--- What you will do ---
Scan the entries below for the word "dropdown". Copy each line that has it.

___

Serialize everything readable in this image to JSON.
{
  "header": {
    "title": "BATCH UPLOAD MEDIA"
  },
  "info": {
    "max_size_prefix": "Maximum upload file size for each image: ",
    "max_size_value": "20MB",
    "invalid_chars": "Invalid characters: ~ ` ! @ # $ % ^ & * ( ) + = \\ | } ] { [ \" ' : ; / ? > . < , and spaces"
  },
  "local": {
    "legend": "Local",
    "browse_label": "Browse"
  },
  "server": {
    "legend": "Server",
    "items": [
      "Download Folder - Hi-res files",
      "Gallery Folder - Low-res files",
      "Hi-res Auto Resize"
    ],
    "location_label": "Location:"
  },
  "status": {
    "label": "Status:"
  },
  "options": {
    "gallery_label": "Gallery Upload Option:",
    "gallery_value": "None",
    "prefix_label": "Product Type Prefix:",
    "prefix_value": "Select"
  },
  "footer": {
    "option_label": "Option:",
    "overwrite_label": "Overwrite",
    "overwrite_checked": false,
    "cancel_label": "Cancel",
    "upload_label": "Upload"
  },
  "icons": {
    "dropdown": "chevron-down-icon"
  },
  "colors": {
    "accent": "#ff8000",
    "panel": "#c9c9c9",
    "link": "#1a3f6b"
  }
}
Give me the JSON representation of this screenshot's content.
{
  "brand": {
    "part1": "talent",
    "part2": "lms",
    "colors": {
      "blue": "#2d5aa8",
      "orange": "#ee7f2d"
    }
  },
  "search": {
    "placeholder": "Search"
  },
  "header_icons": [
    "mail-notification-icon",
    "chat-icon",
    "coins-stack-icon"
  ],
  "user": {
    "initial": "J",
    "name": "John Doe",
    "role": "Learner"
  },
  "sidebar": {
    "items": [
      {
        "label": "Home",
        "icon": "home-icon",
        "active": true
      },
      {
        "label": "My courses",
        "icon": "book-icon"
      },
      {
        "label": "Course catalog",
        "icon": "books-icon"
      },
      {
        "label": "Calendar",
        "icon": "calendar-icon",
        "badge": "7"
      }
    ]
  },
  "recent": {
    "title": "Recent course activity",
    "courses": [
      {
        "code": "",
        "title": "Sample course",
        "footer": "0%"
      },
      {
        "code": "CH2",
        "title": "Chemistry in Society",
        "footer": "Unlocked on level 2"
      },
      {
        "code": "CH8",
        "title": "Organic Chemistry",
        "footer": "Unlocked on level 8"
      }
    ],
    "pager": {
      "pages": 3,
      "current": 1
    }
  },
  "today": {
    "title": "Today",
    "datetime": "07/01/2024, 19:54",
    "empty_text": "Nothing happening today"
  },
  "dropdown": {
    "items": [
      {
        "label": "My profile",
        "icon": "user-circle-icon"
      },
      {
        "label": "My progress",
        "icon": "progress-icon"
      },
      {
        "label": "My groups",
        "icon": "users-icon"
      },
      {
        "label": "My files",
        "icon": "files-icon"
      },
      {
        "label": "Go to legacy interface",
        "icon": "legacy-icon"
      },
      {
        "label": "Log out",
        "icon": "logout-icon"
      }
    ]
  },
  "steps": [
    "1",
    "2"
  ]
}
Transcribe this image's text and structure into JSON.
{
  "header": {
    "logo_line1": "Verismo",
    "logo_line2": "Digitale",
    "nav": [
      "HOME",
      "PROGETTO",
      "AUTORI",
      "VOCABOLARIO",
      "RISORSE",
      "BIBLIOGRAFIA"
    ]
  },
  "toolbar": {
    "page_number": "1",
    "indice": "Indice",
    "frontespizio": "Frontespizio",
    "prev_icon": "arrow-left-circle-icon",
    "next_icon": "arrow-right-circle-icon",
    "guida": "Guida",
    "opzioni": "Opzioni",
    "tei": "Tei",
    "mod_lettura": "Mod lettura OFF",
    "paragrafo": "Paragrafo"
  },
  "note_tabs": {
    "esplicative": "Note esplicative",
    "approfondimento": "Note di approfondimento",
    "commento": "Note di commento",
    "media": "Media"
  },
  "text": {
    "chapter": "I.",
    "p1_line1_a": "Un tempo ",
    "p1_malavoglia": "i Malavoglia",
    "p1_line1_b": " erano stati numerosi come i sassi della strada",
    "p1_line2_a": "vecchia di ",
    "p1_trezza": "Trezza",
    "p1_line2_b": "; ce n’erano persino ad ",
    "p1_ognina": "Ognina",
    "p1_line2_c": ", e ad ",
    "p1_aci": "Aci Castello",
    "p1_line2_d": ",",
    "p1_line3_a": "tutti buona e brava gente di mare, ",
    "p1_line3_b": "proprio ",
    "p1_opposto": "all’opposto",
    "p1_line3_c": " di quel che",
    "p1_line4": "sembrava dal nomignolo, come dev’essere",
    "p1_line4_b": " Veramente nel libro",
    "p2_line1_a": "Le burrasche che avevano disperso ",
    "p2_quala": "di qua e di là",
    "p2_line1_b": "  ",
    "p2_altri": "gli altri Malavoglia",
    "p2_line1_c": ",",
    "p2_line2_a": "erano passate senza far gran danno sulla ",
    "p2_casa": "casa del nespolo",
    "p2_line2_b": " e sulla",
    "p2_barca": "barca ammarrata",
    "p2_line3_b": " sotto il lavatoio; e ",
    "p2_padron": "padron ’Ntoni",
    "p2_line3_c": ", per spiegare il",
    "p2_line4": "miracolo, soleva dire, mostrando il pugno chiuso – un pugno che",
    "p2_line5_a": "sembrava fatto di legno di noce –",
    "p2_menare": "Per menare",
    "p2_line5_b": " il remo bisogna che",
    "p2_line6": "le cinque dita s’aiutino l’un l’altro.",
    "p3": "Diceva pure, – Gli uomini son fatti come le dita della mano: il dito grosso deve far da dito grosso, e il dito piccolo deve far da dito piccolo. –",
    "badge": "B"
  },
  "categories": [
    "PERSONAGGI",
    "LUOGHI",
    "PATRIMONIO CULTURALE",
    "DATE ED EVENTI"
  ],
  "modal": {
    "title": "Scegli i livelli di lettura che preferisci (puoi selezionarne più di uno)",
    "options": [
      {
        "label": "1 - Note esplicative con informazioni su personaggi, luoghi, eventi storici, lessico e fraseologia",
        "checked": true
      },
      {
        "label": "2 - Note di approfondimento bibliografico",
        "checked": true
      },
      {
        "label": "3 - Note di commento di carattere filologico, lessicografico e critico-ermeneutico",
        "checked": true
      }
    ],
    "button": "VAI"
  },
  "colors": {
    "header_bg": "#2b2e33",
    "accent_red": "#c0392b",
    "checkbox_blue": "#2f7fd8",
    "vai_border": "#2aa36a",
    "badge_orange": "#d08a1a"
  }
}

___

--- Exercise solution ---
    "dropdown": "chevron-down-icon"
  "dropdown": {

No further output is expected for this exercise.